[[ EXTRACTED INFORMATION open ]]

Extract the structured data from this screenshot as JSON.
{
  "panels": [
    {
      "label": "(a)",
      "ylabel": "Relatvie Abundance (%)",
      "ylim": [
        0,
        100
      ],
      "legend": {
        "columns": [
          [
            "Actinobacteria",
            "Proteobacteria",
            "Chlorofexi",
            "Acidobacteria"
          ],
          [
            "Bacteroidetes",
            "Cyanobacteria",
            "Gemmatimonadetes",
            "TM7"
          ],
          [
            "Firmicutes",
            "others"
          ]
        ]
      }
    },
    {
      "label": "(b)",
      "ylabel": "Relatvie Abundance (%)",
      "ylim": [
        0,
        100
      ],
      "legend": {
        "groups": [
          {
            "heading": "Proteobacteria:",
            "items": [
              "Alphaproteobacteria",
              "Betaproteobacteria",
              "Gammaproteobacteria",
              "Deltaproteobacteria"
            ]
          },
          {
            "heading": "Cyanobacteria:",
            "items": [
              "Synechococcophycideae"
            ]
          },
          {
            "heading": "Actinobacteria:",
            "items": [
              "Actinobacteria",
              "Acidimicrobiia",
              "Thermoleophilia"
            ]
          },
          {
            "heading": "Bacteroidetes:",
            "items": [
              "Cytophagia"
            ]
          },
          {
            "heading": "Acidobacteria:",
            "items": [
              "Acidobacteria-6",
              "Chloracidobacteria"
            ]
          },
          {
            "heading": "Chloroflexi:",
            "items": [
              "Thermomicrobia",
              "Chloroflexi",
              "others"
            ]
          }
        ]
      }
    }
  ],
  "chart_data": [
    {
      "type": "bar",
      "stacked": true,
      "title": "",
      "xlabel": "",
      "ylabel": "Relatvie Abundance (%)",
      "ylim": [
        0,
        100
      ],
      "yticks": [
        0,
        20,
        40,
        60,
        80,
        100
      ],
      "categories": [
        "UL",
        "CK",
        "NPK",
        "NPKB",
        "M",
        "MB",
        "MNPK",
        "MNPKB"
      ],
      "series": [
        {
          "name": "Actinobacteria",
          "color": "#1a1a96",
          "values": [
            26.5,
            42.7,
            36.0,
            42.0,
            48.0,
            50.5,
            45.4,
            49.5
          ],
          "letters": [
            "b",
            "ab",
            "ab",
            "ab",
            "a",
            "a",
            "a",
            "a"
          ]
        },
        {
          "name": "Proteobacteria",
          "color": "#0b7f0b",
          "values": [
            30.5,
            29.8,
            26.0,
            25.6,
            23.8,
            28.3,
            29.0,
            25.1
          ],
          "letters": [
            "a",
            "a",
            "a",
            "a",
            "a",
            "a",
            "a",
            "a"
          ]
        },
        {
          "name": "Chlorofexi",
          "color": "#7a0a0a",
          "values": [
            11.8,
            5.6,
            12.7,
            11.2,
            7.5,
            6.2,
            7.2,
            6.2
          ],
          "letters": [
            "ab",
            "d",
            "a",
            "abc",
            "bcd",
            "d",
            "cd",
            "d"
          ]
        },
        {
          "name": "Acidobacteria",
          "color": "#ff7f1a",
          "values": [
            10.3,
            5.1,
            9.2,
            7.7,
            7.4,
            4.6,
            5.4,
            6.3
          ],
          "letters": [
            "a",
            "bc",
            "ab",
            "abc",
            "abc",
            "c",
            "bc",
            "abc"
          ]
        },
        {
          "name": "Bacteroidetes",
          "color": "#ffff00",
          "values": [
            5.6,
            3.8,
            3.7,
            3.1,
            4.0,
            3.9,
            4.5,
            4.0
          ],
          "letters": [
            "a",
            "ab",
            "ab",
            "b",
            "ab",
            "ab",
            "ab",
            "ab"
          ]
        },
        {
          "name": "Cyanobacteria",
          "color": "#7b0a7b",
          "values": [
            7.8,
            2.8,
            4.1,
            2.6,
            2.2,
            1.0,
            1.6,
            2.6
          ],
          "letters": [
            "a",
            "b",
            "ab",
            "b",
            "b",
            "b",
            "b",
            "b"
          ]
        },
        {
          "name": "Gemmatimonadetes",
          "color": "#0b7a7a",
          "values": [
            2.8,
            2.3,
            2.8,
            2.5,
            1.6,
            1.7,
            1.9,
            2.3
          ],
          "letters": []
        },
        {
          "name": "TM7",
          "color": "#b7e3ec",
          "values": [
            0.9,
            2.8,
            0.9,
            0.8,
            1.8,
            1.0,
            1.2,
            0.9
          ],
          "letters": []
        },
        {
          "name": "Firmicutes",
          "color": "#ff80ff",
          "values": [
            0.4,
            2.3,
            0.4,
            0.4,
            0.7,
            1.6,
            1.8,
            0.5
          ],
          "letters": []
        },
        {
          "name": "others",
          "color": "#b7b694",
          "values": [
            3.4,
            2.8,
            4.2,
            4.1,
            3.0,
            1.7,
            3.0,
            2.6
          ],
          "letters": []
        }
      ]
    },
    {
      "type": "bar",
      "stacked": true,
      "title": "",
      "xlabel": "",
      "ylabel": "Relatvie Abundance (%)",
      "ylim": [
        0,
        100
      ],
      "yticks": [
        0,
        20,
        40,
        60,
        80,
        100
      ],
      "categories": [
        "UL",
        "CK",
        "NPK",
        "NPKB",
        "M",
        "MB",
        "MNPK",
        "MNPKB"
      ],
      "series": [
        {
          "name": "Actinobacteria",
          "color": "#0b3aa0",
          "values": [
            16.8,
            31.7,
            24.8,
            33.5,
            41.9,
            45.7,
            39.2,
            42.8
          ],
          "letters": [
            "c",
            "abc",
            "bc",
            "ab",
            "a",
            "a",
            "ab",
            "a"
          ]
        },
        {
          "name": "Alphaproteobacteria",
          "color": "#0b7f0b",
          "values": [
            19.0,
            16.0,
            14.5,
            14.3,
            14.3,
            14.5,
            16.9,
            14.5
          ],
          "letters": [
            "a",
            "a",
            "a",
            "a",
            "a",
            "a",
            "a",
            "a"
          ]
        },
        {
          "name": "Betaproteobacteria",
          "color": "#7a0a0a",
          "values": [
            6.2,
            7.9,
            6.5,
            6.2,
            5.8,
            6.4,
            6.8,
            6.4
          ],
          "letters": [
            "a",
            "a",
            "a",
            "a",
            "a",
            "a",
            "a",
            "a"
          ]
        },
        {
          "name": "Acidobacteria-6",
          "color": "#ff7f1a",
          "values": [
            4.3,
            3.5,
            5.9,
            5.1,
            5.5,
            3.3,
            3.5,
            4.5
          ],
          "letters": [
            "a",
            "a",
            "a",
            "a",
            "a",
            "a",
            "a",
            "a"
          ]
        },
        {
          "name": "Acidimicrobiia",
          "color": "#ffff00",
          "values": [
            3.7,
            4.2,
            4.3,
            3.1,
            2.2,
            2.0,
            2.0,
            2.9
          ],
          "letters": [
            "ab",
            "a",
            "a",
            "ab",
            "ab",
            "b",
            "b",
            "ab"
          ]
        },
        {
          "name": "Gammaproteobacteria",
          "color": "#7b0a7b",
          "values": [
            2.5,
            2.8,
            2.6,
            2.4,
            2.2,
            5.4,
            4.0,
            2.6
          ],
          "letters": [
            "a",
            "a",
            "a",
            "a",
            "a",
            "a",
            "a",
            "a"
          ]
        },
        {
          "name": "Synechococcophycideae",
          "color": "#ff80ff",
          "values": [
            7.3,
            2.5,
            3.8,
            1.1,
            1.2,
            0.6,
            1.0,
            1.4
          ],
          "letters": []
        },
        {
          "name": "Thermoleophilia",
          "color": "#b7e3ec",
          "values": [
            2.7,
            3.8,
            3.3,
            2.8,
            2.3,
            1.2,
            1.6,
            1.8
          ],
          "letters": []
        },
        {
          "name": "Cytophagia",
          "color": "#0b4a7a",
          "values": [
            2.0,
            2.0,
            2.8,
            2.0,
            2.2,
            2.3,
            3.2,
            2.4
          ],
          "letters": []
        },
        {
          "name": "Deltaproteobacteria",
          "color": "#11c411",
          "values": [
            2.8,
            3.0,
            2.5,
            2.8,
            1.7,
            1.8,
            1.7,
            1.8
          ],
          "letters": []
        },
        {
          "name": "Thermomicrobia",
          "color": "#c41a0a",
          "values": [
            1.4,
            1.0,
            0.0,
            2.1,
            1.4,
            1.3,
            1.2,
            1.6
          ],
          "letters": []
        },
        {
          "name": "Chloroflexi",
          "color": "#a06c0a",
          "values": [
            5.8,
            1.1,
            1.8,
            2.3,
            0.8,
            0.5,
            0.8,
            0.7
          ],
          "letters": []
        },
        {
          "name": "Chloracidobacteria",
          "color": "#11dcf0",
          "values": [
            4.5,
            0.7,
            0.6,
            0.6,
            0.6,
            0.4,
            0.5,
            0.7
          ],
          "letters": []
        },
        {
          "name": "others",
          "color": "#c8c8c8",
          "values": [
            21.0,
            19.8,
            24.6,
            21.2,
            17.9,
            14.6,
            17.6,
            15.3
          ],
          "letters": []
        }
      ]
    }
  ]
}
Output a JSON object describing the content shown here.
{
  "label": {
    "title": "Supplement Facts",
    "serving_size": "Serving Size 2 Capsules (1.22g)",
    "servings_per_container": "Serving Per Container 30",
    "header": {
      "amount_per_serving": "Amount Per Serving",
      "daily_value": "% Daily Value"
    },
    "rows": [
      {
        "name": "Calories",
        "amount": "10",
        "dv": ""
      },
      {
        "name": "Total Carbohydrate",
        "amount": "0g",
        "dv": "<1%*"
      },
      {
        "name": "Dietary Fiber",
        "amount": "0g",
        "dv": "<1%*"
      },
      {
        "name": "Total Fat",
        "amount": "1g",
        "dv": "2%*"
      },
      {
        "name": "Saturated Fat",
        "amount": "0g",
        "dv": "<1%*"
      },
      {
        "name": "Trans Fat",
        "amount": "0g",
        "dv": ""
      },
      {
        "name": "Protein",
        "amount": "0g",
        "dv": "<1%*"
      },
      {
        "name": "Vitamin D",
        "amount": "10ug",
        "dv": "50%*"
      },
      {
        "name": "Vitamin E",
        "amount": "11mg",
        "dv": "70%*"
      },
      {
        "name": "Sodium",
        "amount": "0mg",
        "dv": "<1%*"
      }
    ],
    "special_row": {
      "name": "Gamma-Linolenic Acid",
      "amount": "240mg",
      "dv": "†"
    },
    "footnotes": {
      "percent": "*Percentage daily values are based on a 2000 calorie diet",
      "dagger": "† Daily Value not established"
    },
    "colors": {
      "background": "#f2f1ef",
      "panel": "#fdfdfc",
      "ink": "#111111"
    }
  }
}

[[ EXTRACTED INFORMATION closed ]]

> [EXERCISE DESCRIPTION]: Output the lines from the one with "Output a JSON" to the final line of the entries above, exactly as they stand, please, and nothing else.

> [SOLUTION BELOW]:
Output a JSON object describing the content shown here.
{
  "label": {
    "title": "Supplement Facts",
    "serving_size": "Serving Size 2 Capsules (1.22g)",
    "servings_per_container": "Serving Per Container 30",
    "header": {
      "amount_per_serving": "Amount Per Serving",
      "daily_value": "% Daily Value"
    },
    "rows": [
      {
        "name": "Calories",
        "amount": "10",
        "dv": ""
      },
      {
        "name": "Total Carbohydrate",
        "amount": "0g",
        "dv": "<1%*"
      },
      {
        "name": "Dietary Fiber",
        "amount": "0g",
        "dv": "<1%*"
      },
      {
        "name": "Total Fat",
        "amount": "1g",
        "dv": "2%*"
      },
      {
        "name": "Saturated Fat",
        "amount": "0g",
        "dv": "<1%*"
      },
      {
        "name": "Trans Fat",
        "amount": "0g",
        "dv": ""
      },
      {
        "name": "Protein",
        "amount": "0g",
        "dv": "<1%*"
      },
      {
        "name": "Vitamin D",
        "amount": "10ug",
        "dv": "50%*"
      },
      {
        "name": "Vitamin E",
        "amount": "11mg",
        "dv": "70%*"
      },
      {
        "name": "Sodium",
        "amount": "0mg",
        "dv": "<1%*"
      }
    ],
    "special_row": {
      "name": "Gamma-Linolenic Acid",
      "amount": "240mg",
      "dv": "†"
    },
    "footnotes": {
      "percent": "*Percentage daily values are based on a 2000 calorie diet",
      "dagger": "† Daily Value not established"
    },
    "colors": {
      "background": "#f2f1ef",
      "panel": "#fdfdfc",
      "ink": "#111111"
    }
  }
}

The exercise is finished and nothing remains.